* [WHAT THE TASK REQUIRES]: Can all of these lines be returned exactly?
┌─ TASK MATERIAL
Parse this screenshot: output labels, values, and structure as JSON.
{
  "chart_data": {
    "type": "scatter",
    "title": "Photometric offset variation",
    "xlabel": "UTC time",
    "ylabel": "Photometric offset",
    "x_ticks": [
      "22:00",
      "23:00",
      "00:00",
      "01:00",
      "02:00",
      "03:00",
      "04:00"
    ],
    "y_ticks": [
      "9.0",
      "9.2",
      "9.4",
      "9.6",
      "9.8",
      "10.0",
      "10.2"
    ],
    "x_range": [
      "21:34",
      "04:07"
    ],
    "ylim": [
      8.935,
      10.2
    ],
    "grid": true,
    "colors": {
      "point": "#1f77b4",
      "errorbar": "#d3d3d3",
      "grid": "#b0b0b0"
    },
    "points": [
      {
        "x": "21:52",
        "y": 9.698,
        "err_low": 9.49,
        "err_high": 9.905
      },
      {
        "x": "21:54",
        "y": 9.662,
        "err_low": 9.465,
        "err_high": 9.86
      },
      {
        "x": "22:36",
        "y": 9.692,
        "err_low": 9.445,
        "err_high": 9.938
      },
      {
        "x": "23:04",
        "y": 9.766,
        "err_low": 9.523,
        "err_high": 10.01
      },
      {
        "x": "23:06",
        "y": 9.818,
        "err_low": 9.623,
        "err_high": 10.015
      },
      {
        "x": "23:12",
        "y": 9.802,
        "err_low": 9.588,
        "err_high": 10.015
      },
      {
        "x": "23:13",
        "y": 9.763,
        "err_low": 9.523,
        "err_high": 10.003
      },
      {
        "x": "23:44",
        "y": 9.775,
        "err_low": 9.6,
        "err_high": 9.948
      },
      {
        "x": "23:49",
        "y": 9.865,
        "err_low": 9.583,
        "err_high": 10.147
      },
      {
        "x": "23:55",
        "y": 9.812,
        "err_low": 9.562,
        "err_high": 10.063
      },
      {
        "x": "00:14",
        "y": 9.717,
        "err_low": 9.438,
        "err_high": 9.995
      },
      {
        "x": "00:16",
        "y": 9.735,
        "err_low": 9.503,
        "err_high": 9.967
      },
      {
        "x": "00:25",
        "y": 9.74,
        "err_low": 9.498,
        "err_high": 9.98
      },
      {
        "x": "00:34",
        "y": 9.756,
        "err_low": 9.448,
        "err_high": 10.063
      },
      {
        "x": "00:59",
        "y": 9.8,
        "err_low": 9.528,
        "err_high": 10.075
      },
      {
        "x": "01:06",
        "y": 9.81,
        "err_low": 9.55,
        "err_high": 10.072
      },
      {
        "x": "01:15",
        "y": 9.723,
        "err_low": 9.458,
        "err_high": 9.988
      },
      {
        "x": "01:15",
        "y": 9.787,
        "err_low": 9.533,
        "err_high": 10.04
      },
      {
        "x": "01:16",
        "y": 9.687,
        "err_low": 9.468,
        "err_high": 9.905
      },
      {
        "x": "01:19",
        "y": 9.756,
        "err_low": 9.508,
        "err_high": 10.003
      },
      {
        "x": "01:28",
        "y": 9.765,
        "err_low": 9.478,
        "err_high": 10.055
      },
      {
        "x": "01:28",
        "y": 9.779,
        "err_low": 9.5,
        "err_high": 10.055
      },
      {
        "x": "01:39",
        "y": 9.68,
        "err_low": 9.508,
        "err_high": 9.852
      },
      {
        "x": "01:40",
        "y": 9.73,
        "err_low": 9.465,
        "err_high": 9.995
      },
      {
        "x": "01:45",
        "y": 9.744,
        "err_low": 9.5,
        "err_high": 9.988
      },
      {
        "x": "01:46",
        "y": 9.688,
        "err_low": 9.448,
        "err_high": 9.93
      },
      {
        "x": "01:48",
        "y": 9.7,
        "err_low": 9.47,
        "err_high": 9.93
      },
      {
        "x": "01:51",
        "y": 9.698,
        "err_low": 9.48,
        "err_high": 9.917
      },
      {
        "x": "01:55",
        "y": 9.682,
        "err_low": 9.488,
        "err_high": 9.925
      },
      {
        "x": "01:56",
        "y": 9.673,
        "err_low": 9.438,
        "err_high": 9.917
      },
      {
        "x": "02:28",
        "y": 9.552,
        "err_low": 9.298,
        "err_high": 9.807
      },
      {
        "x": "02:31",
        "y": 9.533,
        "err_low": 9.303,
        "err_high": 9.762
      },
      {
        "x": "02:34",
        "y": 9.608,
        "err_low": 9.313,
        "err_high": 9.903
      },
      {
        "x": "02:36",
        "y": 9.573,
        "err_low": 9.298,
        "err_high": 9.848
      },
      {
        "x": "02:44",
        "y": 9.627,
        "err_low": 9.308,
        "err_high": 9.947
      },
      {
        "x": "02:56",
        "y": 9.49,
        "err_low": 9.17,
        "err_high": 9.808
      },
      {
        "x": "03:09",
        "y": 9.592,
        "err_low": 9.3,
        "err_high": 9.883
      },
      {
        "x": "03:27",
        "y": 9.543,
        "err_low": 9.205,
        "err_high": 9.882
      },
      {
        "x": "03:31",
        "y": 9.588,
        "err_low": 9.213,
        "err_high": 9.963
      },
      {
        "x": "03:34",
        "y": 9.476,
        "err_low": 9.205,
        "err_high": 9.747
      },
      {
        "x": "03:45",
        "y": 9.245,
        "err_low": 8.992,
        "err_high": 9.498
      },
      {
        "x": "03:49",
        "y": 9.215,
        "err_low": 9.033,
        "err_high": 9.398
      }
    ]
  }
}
└─
* [SOLUTION TO THIS TASK]:
Parse this screenshot: output labels, values, and structure as JSON.
{
  "chart_data": {
    "type": "scatter",
    "title": "Photometric offset variation",
    "xlabel": "UTC time",
    "ylabel": "Photometric offset",
    "x_ticks": [
      "22:00",
      "23:00",
      "00:00",
      "01:00",
      "02:00",
      "03:00",
      "04:00"
    ],
    "y_ticks": [
      "9.0",
      "9.2",
      "9.4",
      "9.6",
      "9.8",
      "10.0",
      "10.2"
    ],
    "x_range": [
      "21:34",
      "04:07"
    ],
    "ylim": [
      8.935,
      10.2
    ],
    "grid": true,
    "colors": {
      "point": "#1f77b4",
      "errorbar": "#d3d3d3",
      "grid": "#b0b0b0"
    },
    "points": [
      {
        "x": "21:52",
        "y": 9.698,
        "err_low": 9.49,
        "err_high": 9.905
      },
      {
        "x": "21:54",
        "y": 9.662,
        "err_low": 9.465,
        "err_high": 9.86
      },
      {
        "x": "22:36",
        "y": 9.692,
        "err_low": 9.445,
        "err_high": 9.938
      },
      {
        "x": "23:04",
        "y": 9.766,
        "err_low": 9.523,
        "err_high": 10.01
      },
      {
        "x": "23:06",
        "y": 9.818,
        "err_low": 9.623,
        "err_high": 10.015
      },
      {
        "x": "23:12",
        "y": 9.802,
        "err_low": 9.588,
        "err_high": 10.015
      },
      {
        "x": "23:13",
        "y": 9.763,
        "err_low": 9.523,
        "err_high": 10.003
      },
      {
        "x": "23:44",
        "y": 9.775,
        "err_low": 9.6,
        "err_high": 9.948
      },
      {
        "x": "23:49",
        "y": 9.865,
        "err_low": 9.583,
        "err_high": 10.147
      },
      {
        "x": "23:55",
        "y": 9.812,
        "err_low": 9.562,
        "err_high": 10.063
      },
      {
        "x": "00:14",
        "y": 9.717,
        "err_low": 9.438,
        "err_high": 9.995
      },
      {
        "x": "00:16",
        "y": 9.735,
        "err_low": 9.503,
        "err_high": 9.967
      },
      {
        "x": "00:25",
        "y": 9.74,
        "err_low": 9.498,
        "err_high": 9.98
      },
      {
        "x": "00:34",
        "y": 9.756,
        "err_low": 9.448,
        "err_high": 10.063
      },
      {
        "x": "00:59",
        "y": 9.8,
        "err_low": 9.528,
        "err_high": 10.075
      },
      {
        "x": "01:06",
        "y": 9.81,
        "err_low": 9.55,
        "err_high": 10.072
      },
      {
        "x": "01:15",
        "y": 9.723,
        "err_low": 9.458,
        "err_high": 9.988
      },
      {
        "x": "01:15",
        "y": 9.787,
        "err_low": 9.533,
        "err_high": 10.04
      },
      {
        "x": "01:16",
        "y": 9.687,
        "err_low": 9.468,
        "err_high": 9.905
      },
      {
        "x": "01:19",
        "y": 9.756,
        "err_low": 9.508,
        "err_high": 10.003
      },
      {
        "x": "01:28",
        "y": 9.765,
        "err_low": 9.478,
        "err_high": 10.055
      },
      {
        "x": "01:28",
        "y": 9.779,
        "err_low": 9.5,
        "err_high": 10.055
      },
      {
        "x": "01:39",
        "y": 9.68,
        "err_low": 9.508,
        "err_high": 9.852
      },
      {
        "x": "01:40",
        "y": 9.73,
        "err_low": 9.465,
        "err_high": 9.995
      },
      {
        "x": "01:45",
        "y": 9.744,
        "err_low": 9.5,
        "err_high": 9.988
      },
      {
        "x": "01:46",
        "y": 9.688,
        "err_low": 9.448,
        "err_high": 9.93
      },
      {
        "x": "01:48",
        "y": 9.7,
        "err_low": 9.47,
        "err_high": 9.93
      },
      {
        "x": "01:51",
        "y": 9.698,
        "err_low": 9.48,
        "err_high": 9.917
      },
      {
        "x": "01:55",
        "y": 9.682,
        "err_low": 9.488,
        "err_high": 9.925
      },
      {
        "x": "01:56",
        "y": 9.673,
        "err_low": 9.438,
        "err_high": 9.917
      },
      {
        "x": "02:28",
        "y": 9.552,
        "err_low": 9.298,
        "err_high": 9.807
      },
      {
        "x": "02:31",
        "y": 9.533,
        "err_low": 9.303,
        "err_high": 9.762
      },
      {
        "x": "02:34",
        "y": 9.608,
        "err_low": 9.313,
        "err_high": 9.903
      },
      {
        "x": "02:36",
        "y": 9.573,
        "err_low": 9.298,
        "err_high": 9.848
      },
      {
        "x": "02:44",
        "y": 9.627,
        "err_low": 9.308,
        "err_high": 9.947
      },
      {
        "x": "02:56",
        "y": 9.49,
        "err_low": 9.17,
        "err_high": 9.808
      },
      {
        "x": "03:09",
        "y": 9.592,
        "err_low": 9.3,
        "err_high": 9.883
      },
      {
        "x": "03:27",
        "y": 9.543,
        "err_low": 9.205,
        "err_high": 9.882
      },
      {
        "x": "03:31",
        "y": 9.588,
        "err_low": 9.213,
        "err_high": 9.963
      },
      {
        "x": "03:34",
        "y": 9.476,
        "err_low": 9.205,
        "err_high": 9.747
      },
      {
        "x": "03:45",
        "y": 9.245,
        "err_low": 8.992,
        "err_high": 9.498
      },
      {
        "x": "03:49",
        "y": 9.215,
        "err_low": 9.033,
        "err_high": 9.398
      }
    ]
  }
}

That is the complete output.